AIM: Only the lines holding the string "Desemba" are needed. Copy each one.
** BEGIN INPUT MATERIAL **
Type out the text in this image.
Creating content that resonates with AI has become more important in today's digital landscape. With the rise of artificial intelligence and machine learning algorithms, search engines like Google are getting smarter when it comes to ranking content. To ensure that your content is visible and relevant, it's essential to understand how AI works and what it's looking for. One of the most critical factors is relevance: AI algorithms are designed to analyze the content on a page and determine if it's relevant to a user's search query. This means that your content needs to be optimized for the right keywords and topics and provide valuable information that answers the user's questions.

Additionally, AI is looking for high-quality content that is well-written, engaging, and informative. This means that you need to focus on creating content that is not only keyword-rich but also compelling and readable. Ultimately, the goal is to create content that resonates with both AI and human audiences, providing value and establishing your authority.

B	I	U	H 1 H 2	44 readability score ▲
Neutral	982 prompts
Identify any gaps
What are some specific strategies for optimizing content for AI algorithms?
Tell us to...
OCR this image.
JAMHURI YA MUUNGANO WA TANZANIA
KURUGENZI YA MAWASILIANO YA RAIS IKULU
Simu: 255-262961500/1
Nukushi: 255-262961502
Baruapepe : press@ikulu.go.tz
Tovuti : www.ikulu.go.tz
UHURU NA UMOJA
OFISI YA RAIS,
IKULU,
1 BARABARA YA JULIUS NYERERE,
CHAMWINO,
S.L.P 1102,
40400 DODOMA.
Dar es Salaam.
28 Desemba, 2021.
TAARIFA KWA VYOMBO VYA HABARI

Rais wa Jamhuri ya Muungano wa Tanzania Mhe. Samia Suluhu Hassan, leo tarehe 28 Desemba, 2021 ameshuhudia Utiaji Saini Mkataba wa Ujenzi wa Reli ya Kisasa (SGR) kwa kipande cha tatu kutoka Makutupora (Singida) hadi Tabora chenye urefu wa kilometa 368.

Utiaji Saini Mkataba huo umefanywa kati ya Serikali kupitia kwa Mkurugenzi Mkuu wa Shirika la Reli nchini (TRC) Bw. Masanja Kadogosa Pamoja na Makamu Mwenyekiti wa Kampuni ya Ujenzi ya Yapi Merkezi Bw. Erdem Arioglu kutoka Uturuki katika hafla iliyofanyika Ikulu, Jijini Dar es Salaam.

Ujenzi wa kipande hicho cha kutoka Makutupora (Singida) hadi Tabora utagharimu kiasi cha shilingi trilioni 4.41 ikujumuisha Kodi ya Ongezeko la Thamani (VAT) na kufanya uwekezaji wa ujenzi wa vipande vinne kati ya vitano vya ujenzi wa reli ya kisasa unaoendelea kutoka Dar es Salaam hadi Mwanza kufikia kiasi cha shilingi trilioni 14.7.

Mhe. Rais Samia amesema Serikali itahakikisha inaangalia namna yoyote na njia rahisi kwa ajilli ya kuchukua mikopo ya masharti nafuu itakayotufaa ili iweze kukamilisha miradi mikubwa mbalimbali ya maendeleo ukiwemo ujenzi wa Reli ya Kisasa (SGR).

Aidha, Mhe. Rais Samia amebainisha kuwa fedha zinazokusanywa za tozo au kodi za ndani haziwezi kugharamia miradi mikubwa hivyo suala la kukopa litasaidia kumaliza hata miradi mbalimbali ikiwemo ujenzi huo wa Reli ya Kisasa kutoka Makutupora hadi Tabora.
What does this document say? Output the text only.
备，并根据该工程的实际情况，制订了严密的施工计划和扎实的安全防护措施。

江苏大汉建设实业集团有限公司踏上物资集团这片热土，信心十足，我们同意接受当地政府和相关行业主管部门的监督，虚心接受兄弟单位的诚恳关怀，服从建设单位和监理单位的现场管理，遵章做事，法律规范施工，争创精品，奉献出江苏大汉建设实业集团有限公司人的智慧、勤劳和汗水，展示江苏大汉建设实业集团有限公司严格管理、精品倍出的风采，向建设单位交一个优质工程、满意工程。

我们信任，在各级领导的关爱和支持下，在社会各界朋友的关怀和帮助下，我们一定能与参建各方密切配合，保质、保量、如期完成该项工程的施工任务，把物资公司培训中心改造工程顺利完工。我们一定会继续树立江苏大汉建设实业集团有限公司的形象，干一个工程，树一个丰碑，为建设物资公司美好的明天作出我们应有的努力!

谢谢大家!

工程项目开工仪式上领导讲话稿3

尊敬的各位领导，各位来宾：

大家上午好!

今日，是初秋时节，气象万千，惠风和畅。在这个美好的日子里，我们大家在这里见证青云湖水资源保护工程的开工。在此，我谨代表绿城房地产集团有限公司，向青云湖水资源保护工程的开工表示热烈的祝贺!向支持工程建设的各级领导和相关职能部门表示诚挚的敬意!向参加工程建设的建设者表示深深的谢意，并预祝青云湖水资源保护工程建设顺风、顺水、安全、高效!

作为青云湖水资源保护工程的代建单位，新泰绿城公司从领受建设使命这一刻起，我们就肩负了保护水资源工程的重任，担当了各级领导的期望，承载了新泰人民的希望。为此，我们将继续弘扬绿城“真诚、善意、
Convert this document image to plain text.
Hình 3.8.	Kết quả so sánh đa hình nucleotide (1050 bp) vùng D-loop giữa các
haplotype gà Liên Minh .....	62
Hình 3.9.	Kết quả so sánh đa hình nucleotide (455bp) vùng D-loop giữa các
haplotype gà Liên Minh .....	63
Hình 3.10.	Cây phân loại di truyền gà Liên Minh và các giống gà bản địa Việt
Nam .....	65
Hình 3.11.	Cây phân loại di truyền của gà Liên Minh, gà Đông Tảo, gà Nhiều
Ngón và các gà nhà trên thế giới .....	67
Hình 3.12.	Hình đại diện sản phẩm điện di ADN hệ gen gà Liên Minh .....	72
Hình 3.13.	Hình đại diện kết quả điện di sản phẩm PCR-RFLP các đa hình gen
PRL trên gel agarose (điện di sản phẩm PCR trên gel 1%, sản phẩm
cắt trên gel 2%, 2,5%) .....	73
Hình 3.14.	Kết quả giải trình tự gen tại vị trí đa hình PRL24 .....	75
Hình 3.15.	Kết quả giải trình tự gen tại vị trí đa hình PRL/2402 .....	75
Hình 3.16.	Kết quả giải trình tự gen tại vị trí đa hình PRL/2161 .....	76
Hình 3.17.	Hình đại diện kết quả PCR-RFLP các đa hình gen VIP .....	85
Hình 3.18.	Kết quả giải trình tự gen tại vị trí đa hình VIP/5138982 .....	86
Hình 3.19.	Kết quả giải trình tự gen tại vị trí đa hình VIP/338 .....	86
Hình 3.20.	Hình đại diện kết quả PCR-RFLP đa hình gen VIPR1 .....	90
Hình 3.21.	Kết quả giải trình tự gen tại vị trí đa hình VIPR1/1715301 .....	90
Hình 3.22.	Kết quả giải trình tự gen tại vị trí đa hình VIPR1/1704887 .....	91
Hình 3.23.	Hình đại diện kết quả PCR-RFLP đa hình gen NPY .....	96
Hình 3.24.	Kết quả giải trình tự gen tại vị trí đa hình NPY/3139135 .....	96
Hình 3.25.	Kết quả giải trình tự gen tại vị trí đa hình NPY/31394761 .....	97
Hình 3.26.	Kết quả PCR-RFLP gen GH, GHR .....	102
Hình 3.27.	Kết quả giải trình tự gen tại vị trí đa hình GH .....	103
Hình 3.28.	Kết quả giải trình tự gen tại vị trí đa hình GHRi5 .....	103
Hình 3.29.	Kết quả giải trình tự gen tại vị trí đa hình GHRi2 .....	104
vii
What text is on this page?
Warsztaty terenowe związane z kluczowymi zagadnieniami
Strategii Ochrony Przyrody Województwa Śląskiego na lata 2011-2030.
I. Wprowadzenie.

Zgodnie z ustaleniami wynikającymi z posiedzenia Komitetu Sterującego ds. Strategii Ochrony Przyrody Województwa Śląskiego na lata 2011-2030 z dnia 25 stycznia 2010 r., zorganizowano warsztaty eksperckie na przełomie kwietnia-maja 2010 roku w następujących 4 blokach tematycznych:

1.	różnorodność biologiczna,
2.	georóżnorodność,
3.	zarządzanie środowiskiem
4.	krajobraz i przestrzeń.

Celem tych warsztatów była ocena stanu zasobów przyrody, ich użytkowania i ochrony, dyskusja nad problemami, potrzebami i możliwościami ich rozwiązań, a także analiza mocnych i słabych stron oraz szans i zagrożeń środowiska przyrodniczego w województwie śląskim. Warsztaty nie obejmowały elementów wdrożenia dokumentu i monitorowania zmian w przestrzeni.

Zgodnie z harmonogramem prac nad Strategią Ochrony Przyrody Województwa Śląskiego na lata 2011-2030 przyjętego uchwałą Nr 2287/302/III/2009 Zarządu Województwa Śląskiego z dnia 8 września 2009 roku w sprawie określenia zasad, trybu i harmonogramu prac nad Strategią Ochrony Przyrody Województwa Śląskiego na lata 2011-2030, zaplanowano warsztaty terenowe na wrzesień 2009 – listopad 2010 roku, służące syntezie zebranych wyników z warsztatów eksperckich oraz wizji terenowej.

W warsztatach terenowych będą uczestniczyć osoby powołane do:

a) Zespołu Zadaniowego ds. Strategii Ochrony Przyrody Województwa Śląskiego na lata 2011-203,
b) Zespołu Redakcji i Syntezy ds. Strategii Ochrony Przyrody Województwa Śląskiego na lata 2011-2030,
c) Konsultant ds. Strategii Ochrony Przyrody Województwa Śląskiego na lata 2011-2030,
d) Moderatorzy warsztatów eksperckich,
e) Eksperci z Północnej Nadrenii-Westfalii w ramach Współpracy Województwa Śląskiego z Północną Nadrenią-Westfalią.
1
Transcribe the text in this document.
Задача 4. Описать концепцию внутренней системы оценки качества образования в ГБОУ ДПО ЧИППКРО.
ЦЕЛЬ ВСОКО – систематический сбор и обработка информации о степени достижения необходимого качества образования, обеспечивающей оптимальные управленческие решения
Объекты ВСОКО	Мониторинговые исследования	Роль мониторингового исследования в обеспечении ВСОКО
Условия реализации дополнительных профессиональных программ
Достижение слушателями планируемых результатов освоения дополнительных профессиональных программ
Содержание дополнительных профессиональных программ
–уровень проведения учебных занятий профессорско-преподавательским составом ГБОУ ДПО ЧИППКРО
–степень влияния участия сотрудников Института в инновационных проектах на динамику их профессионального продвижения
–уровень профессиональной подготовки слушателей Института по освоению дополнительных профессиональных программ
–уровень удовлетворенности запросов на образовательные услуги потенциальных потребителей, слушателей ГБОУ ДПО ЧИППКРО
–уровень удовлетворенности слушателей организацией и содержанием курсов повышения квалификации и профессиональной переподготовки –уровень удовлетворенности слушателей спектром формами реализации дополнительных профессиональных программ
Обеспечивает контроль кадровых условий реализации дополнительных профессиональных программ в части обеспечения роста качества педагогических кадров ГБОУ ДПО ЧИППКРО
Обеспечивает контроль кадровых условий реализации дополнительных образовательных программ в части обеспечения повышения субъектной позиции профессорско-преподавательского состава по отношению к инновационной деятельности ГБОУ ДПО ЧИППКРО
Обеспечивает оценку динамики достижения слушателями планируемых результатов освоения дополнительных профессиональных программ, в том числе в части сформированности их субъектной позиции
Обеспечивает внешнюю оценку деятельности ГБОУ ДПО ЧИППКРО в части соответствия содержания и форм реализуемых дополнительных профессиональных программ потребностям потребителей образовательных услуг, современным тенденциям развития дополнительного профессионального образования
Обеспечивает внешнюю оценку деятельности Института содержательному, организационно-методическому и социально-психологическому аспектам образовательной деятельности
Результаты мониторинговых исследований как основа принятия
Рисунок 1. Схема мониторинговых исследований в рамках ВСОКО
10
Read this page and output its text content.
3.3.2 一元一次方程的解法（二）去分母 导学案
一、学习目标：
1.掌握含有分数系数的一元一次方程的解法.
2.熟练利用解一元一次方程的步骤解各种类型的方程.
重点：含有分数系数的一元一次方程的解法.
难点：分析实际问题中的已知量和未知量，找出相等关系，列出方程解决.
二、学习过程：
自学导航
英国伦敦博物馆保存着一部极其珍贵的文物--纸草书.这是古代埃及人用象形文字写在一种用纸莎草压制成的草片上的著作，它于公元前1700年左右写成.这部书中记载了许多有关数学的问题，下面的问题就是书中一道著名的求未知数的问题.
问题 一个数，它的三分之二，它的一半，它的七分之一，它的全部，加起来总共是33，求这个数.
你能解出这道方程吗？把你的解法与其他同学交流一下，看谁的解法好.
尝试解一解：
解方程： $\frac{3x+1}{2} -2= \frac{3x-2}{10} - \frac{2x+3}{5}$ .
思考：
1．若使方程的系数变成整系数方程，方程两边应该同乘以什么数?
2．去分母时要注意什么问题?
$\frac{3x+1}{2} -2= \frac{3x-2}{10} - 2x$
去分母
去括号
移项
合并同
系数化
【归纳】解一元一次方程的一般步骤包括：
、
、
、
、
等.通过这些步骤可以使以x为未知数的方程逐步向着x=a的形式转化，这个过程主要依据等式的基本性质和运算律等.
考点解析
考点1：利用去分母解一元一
** END INPUT MATERIAL **
RESULT FOR THIS EXERCISE:
28 Desemba, 2021.
Rais wa Jamhuri ya Muungano wa Tanzania Mhe. Samia Suluhu Hassan, leo tarehe 28 Desemba, 2021 ameshuhudia Utiaji Saini Mkataba wa Ujenzi wa Reli ya Kisasa (SGR) kwa kipande cha tatu kutoka Makutupora (Singida) hadi Tabora chenye urefu wa kilometa 368.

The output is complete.